* _To be done_: Tally the lines in the following entries that include the word "selected"; state only the total.

■ ■ ■ ■ ■

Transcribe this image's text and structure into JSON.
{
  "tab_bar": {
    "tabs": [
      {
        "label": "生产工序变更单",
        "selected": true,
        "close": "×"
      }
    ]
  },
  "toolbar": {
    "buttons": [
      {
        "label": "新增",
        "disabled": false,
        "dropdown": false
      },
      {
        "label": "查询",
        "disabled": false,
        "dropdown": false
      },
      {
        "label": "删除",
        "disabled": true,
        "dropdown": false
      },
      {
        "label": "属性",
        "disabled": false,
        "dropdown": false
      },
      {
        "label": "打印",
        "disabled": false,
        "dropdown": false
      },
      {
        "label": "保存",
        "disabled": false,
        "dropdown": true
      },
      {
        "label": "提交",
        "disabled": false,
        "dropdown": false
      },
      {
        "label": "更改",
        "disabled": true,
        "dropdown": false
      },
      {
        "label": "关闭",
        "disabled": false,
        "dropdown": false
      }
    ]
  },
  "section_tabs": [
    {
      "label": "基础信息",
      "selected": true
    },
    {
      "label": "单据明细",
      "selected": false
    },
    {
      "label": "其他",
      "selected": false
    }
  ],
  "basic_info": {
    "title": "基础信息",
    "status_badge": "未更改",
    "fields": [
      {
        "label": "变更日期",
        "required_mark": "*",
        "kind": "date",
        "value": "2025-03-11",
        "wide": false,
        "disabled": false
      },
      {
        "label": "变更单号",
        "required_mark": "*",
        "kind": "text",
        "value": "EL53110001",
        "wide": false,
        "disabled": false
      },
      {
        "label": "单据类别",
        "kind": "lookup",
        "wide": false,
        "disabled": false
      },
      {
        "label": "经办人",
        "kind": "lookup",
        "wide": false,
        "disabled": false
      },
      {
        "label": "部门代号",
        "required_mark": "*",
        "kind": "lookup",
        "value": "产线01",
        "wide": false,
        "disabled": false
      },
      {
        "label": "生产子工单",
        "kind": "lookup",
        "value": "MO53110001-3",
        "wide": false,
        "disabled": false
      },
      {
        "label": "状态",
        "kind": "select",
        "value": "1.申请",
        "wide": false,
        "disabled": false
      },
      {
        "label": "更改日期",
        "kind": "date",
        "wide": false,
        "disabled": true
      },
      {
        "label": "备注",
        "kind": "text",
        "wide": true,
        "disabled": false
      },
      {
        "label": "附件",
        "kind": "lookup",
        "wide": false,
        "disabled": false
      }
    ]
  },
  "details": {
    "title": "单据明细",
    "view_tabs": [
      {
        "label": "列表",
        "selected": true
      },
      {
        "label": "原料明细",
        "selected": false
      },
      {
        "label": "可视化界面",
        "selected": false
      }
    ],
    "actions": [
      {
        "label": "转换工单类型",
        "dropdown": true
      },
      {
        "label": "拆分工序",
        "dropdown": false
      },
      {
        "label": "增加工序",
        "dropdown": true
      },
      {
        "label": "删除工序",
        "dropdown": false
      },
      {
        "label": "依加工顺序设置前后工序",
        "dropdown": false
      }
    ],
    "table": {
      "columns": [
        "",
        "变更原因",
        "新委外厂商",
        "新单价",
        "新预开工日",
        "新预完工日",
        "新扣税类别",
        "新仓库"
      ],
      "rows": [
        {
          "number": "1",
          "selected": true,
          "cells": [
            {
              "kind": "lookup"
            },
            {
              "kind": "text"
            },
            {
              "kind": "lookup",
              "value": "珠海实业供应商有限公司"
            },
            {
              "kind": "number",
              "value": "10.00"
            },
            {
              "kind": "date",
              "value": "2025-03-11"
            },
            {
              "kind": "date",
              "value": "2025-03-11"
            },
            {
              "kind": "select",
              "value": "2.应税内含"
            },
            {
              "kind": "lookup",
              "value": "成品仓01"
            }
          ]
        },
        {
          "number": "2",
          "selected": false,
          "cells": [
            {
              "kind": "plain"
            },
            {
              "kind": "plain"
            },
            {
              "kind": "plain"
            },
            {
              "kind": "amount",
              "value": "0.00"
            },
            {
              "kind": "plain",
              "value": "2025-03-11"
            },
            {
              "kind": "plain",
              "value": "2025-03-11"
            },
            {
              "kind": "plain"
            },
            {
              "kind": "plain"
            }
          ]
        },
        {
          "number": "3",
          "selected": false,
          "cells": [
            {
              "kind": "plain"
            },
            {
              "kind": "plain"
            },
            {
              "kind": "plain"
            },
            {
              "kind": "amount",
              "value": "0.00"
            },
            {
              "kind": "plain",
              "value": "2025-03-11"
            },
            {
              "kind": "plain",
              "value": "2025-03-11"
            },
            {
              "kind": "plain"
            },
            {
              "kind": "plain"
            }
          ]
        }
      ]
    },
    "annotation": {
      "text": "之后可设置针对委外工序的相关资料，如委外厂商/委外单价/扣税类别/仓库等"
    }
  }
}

■ ■ ■ ■ ■

* _Task answer_: 10